TO DO
Transcribe every entry word for word, leaving out all images.

+-------+

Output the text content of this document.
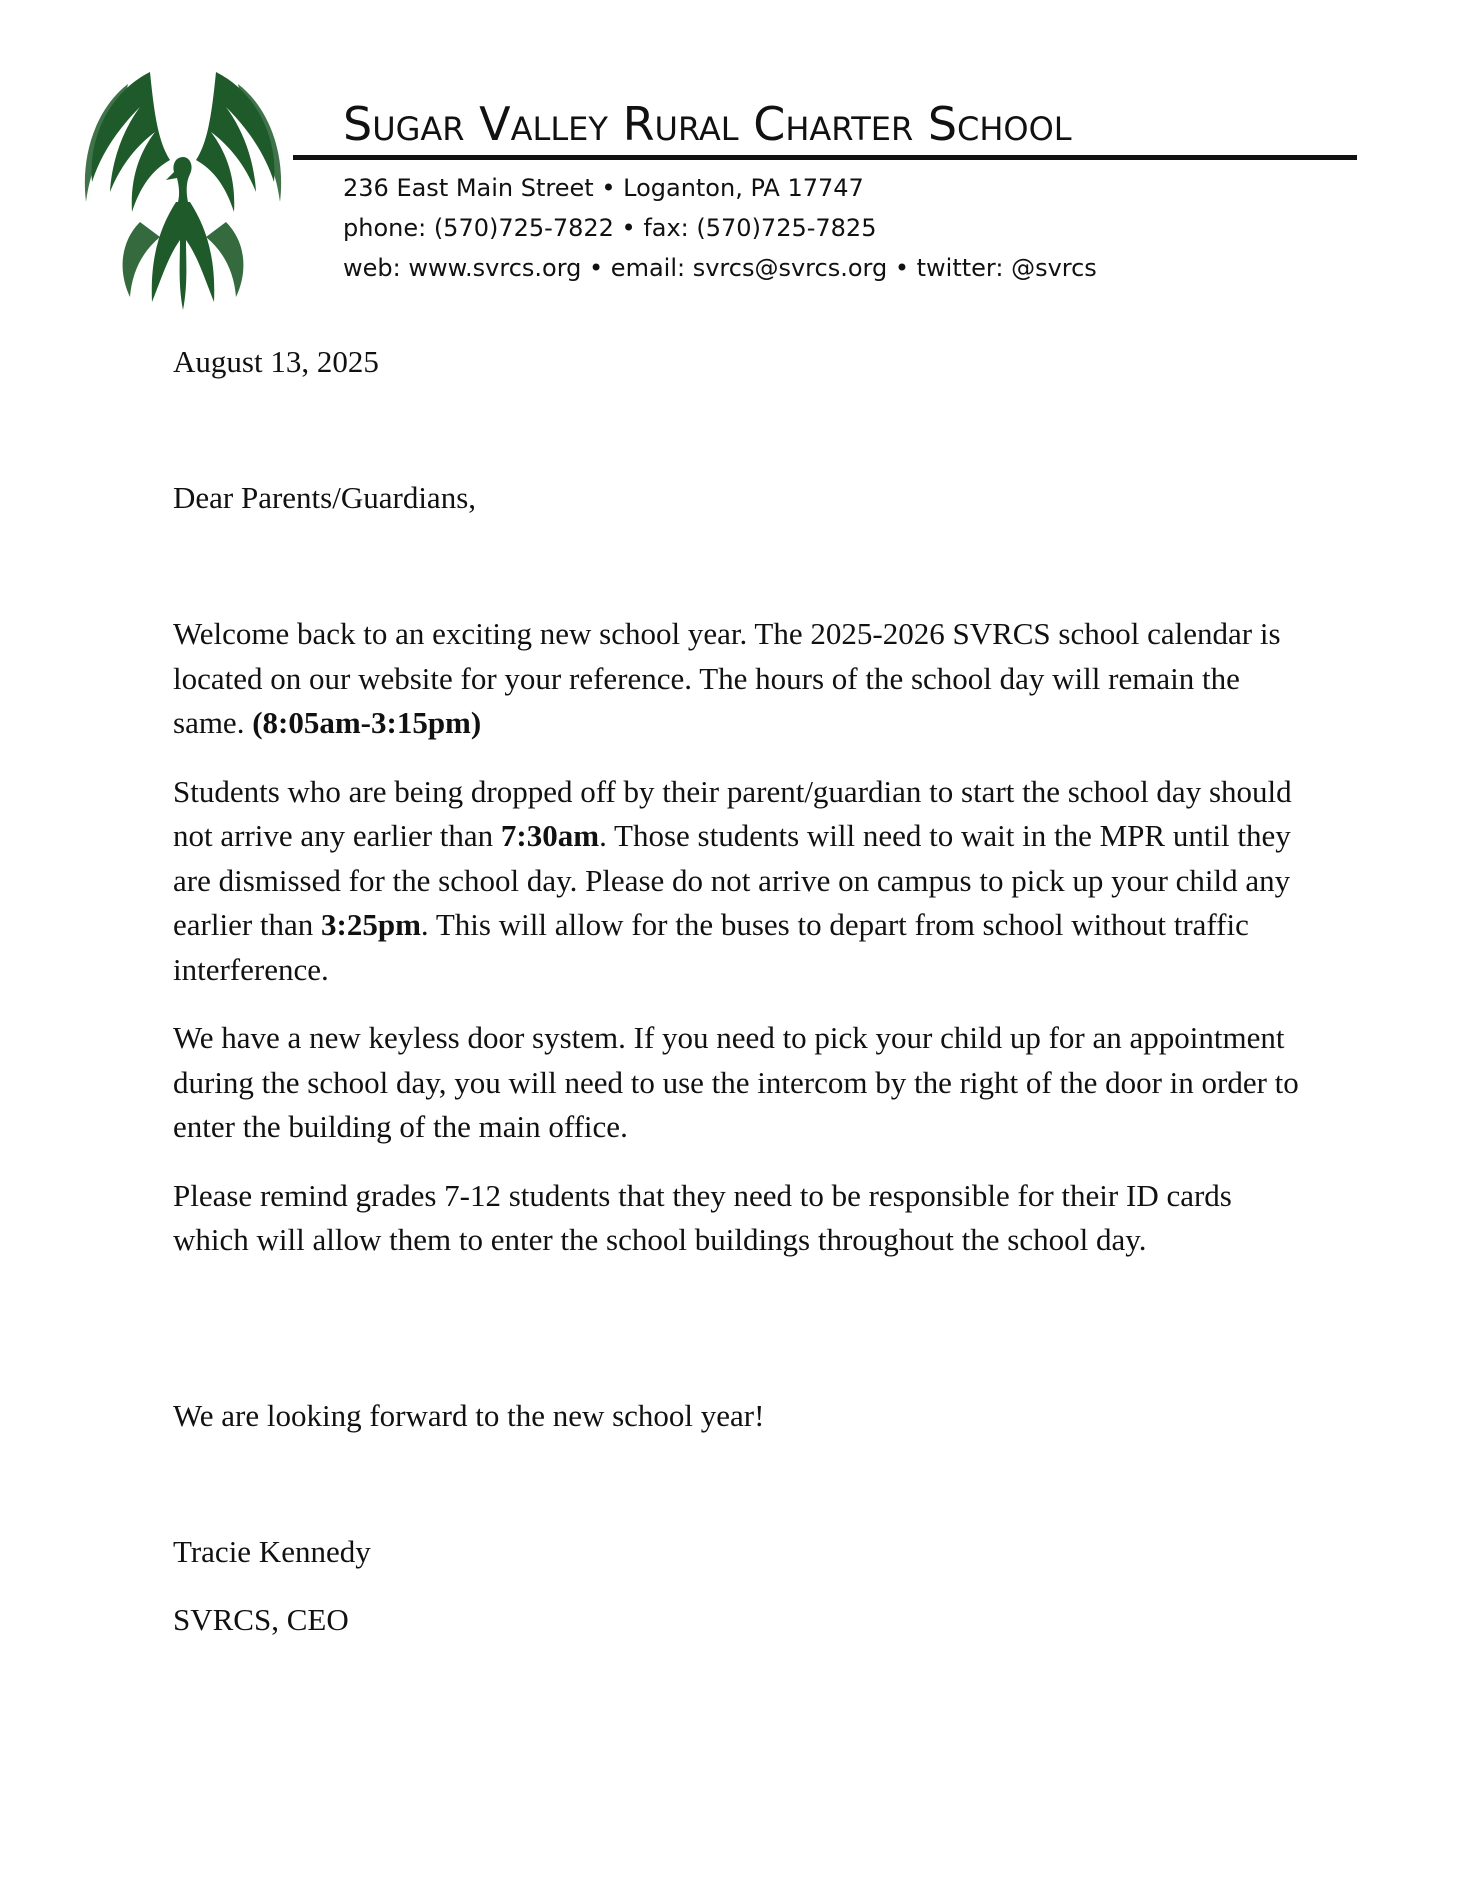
Sugar Valley Rural Charter School
236 East Main Street • Loganton, PA 17747
phone: (570)725-7822 • fax: (570)725-7825
web: www.svrcs.org • email: svrcs@svrcs.org • twitter: @svrcs

August 13, 2025

Dear Parents/Guardians,

Welcome back to an exciting new school year. The 2025-2026 SVRCS school calendar is located on our website for your reference. The hours of the school day will remain the same. (8:05am-3:15pm)

Students who are being dropped off by their parent/guardian to start the school day should not arrive any earlier than 7:30am. Those students will need to wait in the MPR until they are dismissed for the school day. Please do not arrive on campus to pick up your child any earlier than 3:25pm. This will allow for the buses to depart from school without traffic interference.

We have a new keyless door system. If you need to pick your child up for an appointment during the school day, you will need to use the intercom by the right of the door in order to enter the building of the main office.

Please remind grades 7-12 students that they need to be responsible for their ID cards which will allow them to enter the school buildings throughout the school day.

We are looking forward to the new school year!

Tracie Kennedy

SVRCS, CEO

+-------+

CORRECT ANSWER
Output the text content of this document.
Sugar Valley Rural Charter School
236 East Main Street • Loganton, PA 17747
phone: (570)725-7822 • fax: (570)725-7825
web: www.svrcs.org • email: svrcs@svrcs.org • twitter: @svrcs

August 13, 2025

Dear Parents/Guardians,

Welcome back to an exciting new school year. The 2025-2026 SVRCS school calendar is located on our website for your reference. The hours of the school day will remain the same. (8:05am-3:15pm)

Students who are being dropped off by their parent/guardian to start the school day should not arrive any earlier than 7:30am. Those students will need to wait in the MPR until they are dismissed for the school day. Please do not arrive on campus to pick up your child any earlier than 3:25pm. This will allow for the buses to depart from school without traffic interference.

We have a new keyless door system. If you need to pick your child up for an appointment during the school day, you will need to use the intercom by the right of the door in order to enter the building of the main office.

Please remind grades 7-12 students that they need to be responsible for their ID cards which will allow them to enter the school buildings throughout the school day.

We are looking forward to the new school year!

Tracie Kennedy

SVRCS, CEO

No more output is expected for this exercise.